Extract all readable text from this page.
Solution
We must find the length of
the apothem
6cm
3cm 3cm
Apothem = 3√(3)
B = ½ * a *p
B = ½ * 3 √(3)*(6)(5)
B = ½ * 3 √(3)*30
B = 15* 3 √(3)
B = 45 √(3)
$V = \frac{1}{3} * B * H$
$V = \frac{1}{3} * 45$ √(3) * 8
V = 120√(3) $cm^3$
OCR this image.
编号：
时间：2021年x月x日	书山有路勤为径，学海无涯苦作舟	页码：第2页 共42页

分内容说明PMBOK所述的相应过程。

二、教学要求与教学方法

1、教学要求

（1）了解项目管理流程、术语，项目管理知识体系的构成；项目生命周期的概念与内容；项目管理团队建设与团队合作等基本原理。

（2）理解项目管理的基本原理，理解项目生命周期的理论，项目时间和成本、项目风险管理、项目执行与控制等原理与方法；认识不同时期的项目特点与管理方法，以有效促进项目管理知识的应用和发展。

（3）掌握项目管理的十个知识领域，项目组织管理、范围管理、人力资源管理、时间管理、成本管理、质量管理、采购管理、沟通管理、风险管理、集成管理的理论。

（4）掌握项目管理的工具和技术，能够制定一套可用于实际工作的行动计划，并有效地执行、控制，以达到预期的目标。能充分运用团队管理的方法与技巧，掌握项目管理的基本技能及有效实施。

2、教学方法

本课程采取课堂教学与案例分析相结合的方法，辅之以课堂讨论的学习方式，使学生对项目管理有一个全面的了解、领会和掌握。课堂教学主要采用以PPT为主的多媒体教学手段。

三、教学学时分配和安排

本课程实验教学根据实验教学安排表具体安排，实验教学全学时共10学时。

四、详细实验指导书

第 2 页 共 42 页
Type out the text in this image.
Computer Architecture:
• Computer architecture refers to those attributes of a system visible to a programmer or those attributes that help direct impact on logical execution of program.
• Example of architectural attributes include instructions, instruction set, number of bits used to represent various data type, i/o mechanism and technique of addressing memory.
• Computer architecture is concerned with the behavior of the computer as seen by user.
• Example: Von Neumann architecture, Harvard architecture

-- The task --
Reproduce the full listing exactly.

-- Solution for this task --
Extract all readable text from this page.
Solution
We must find the length of
the apothem
6cm
3cm 3cm
Apothem = 3√(3)
B = ½ * a *p
B = ½ * 3 √(3)*(6)(5)
B = ½ * 3 √(3)*30
B = 15* 3 √(3)
B = 45 √(3)
$V = \frac{1}{3} * B * H$
$V = \frac{1}{3} * 45$ √(3) * 8
V = 120√(3) $cm^3$
OCR this image.
编号：
时间：2021年x月x日	书山有路勤为径，学海无涯苦作舟	页码：第2页 共42页

分内容说明PMBOK所述的相应过程。

二、教学要求与教学方法

1、教学要求

（1）了解项目管理流程、术语，项目管理知识体系的构成；项目生命周期的概念与内容；项目管理团队建设与团队合作等基本原理。

（2）理解项目管理的基本原理，理解项目生命周期的理论，项目时间和成本、项目风险管理、项目执行与控制等原理与方法；认识不同时期的项目特点与管理方法，以有效促进项目管理知识的应用和发展。

（3）掌握项目管理的十个知识领域，项目组织管理、范围管理、人力资源管理、时间管理、成本管理、质量管理、采购管理、沟通管理、风险管理、集成管理的理论。

（4）掌握项目管理的工具和技术，能够制定一套可用于实际工作的行动计划，并有效地执行、控制，以达到预期的目标。能充分运用团队管理的方法与技巧，掌握项目管理的基本技能及有效实施。

2、教学方法

本课程采取课堂教学与案例分析相结合的方法，辅之以课堂讨论的学习方式，使学生对项目管理有一个全面的了解、领会和掌握。课堂教学主要采用以PPT为主的多媒体教学手段。

三、教学学时分配和安排

本课程实验教学根据实验教学安排表具体安排，实验教学全学时共10学时。

四、详细实验指导书

第 2 页 共 42 页
Type out the text in this image.
Computer Architecture:
• Computer architecture refers to those attributes of a system visible to a programmer or those attributes that help direct impact on logical execution of program.
• Example of architectural attributes include instructions, instruction set, number of bits used to represent various data type, i/o mechanism and technique of addressing memory.
• Computer architecture is concerned with the behavior of the computer as seen by user.
• Example: Von Neumann architecture, Harvard architecture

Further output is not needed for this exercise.